─── 입력 자료
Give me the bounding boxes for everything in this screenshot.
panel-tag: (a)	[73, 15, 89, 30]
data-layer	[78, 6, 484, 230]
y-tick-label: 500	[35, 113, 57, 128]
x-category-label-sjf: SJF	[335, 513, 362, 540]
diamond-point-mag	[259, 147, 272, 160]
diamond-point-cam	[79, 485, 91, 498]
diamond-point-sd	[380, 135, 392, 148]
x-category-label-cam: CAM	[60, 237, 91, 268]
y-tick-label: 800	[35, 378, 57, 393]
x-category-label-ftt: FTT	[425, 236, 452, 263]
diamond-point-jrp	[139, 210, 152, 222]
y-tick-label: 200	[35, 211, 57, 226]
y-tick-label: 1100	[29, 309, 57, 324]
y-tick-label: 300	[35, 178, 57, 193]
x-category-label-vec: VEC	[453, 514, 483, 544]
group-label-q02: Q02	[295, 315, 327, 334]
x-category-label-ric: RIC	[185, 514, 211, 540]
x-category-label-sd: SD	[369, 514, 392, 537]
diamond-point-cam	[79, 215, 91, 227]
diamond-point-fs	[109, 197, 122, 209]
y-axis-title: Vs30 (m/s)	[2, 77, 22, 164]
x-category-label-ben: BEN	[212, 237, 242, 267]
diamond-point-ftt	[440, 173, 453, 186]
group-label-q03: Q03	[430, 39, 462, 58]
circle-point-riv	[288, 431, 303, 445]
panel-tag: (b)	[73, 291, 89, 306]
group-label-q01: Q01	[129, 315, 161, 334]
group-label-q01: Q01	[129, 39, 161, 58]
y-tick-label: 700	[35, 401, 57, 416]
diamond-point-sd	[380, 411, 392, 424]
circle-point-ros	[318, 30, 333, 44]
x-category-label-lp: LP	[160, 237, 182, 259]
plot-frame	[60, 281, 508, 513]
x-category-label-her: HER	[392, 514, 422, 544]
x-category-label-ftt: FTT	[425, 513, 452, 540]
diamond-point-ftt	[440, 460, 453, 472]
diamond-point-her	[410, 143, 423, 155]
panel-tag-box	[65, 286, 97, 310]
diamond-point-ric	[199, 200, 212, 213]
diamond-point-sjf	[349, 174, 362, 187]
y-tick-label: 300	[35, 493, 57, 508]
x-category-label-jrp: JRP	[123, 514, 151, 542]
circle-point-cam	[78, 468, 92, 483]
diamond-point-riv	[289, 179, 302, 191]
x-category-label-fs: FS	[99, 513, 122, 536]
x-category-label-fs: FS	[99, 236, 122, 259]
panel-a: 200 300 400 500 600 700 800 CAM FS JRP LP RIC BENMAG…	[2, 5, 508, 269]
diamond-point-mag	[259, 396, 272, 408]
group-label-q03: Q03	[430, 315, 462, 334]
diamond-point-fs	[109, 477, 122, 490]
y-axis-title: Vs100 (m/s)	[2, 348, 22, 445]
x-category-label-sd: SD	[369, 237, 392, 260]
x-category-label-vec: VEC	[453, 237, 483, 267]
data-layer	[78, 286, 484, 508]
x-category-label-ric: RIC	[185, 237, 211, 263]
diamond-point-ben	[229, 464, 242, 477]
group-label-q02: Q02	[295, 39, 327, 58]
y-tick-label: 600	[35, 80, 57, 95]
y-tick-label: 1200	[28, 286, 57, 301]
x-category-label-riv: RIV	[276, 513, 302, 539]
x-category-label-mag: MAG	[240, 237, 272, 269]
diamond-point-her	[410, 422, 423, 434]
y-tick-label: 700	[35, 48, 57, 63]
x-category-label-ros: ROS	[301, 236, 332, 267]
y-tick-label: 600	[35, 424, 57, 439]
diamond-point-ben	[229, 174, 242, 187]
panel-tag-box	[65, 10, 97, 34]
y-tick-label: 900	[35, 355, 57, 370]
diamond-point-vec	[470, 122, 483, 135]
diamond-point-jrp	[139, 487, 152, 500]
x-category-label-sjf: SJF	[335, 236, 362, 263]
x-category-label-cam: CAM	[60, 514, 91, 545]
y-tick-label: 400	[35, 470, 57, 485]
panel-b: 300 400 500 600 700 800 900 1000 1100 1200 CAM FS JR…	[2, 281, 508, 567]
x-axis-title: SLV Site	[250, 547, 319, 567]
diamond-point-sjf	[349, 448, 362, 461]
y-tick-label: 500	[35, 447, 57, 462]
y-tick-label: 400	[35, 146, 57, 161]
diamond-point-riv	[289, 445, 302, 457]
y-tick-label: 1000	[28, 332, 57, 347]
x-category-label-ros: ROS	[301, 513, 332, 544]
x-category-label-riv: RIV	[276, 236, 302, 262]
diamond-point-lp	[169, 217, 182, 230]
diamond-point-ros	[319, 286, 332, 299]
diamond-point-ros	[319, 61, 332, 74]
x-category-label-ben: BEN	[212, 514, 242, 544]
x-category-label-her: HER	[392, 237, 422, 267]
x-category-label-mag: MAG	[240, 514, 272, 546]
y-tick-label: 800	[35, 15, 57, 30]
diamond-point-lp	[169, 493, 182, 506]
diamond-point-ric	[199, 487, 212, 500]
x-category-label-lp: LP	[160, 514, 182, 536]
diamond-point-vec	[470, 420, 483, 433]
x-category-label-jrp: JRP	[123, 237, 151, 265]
──────
*작성 요청*
자료의 모든 줄을 다시 적되, "y-tick-label" 부분은 모두 "y-axis-tick-label" 표현으로 바꾸고 나머지는 그대로 두세요.

*실습 결과*
Give me the bounding boxes for everything in this screenshot.
panel-tag: (a)	[73, 15, 89, 30]
data-layer	[78, 6, 484, 230]
y-axis-tick-label: 500	[35, 113, 57, 128]
x-category-label-sjf: SJF	[335, 513, 362, 540]
diamond-point-mag	[259, 147, 272, 160]
diamond-point-cam	[79, 485, 91, 498]
diamond-point-sd	[380, 135, 392, 148]
x-category-label-cam: CAM	[60, 237, 91, 268]
y-axis-tick-label: 800	[35, 378, 57, 393]
x-category-label-ftt: FTT	[425, 236, 452, 263]
diamond-point-jrp	[139, 210, 152, 222]
y-axis-tick-label: 200	[35, 211, 57, 226]
y-axis-tick-label: 1100	[29, 309, 57, 324]
y-axis-tick-label: 300	[35, 178, 57, 193]
x-category-label-vec: VEC	[453, 514, 483, 544]
group-label-q02: Q02	[295, 315, 327, 334]
x-category-label-ric: RIC	[185, 514, 211, 540]
x-category-label-sd: SD	[369, 514, 392, 537]
diamond-point-cam	[79, 215, 91, 227]
diamond-point-fs	[109, 197, 122, 209]
y-axis-title: Vs30 (m/s)	[2, 77, 22, 164]
x-category-label-ben: BEN	[212, 237, 242, 267]
diamond-point-ftt	[440, 173, 453, 186]
group-label-q03: Q03	[430, 39, 462, 58]
circle-point-riv	[288, 431, 303, 445]
panel-tag: (b)	[73, 291, 89, 306]
group-label-q01: Q01	[129, 315, 161, 334]
group-label-q01: Q01	[129, 39, 161, 58]
y-axis-tick-label: 700	[35, 401, 57, 416]
diamond-point-sd	[380, 411, 392, 424]
circle-point-ros	[318, 30, 333, 44]
x-category-label-lp: LP	[160, 237, 182, 259]
plot-frame	[60, 281, 508, 513]
x-category-label-her: HER	[392, 514, 422, 544]
x-category-label-ftt: FTT	[425, 513, 452, 540]
diamond-point-ftt	[440, 460, 453, 472]
diamond-point-her	[410, 143, 423, 155]
panel-tag-box	[65, 286, 97, 310]
diamond-point-ric	[199, 200, 212, 213]
diamond-point-sjf	[349, 174, 362, 187]
y-axis-tick-label: 300	[35, 493, 57, 508]
x-category-label-jrp: JRP	[123, 514, 151, 542]
circle-point-cam	[78, 468, 92, 483]
diamond-point-riv	[289, 179, 302, 191]
x-category-label-fs: FS	[99, 513, 122, 536]
x-category-label-fs: FS	[99, 236, 122, 259]
panel-a: 200 300 400 500 600 700 800 CAM FS JRP LP RIC BENMAG…	[2, 5, 508, 269]
diamond-point-mag	[259, 396, 272, 408]
group-label-q03: Q03	[430, 315, 462, 334]
diamond-point-fs	[109, 477, 122, 490]
y-axis-title: Vs100 (m/s)	[2, 348, 22, 445]
x-category-label-sd: SD	[369, 237, 392, 260]
x-category-label-vec: VEC	[453, 237, 483, 267]
data-layer	[78, 286, 484, 508]
x-category-label-ric: RIC	[185, 237, 211, 263]
diamond-point-ben	[229, 464, 242, 477]
group-label-q02: Q02	[295, 39, 327, 58]
y-axis-tick-label: 600	[35, 80, 57, 95]
y-axis-tick-label: 1200	[28, 286, 57, 301]
x-category-label-riv: RIV	[276, 513, 302, 539]
x-category-label-mag: MAG	[240, 237, 272, 269]
diamond-point-her	[410, 422, 423, 434]
y-axis-tick-label: 700	[35, 48, 57, 63]
x-category-label-ros: ROS	[301, 236, 332, 267]
y-axis-tick-label: 600	[35, 424, 57, 439]
diamond-point-ben	[229, 174, 242, 187]
panel-tag-box	[65, 10, 97, 34]
y-axis-tick-label: 900	[35, 355, 57, 370]
diamond-point-vec	[470, 122, 483, 135]
diamond-point-jrp	[139, 487, 152, 500]
x-category-label-sjf: SJF	[335, 236, 362, 263]
x-category-label-cam: CAM	[60, 514, 91, 545]
y-axis-tick-label: 400	[35, 470, 57, 485]
panel-b: 300 400 500 600 700 800 900 1000 1100 1200 CAM FS JR…	[2, 281, 508, 567]
x-axis-title: SLV Site	[250, 547, 319, 567]
diamond-point-sjf	[349, 448, 362, 461]
y-axis-tick-label: 500	[35, 447, 57, 462]
y-axis-tick-label: 400	[35, 146, 57, 161]
diamond-point-riv	[289, 445, 302, 457]
y-axis-tick-label: 1000	[28, 332, 57, 347]
x-category-label-ros: ROS	[301, 513, 332, 544]
x-category-label-riv: RIV	[276, 236, 302, 262]
diamond-point-lp	[169, 217, 182, 230]
diamond-point-ros	[319, 286, 332, 299]
diamond-point-ros	[319, 61, 332, 74]
x-category-label-ben: BEN	[212, 514, 242, 544]
x-category-label-her: HER	[392, 237, 422, 267]
x-category-label-mag: MAG	[240, 514, 272, 546]
y-axis-tick-label: 800	[35, 15, 57, 30]
diamond-point-lp	[169, 493, 182, 506]
diamond-point-ric	[199, 487, 212, 500]
x-category-label-lp: LP	[160, 514, 182, 536]
diamond-point-vec	[470, 420, 483, 433]
x-category-label-jrp: JRP	[123, 237, 151, 265]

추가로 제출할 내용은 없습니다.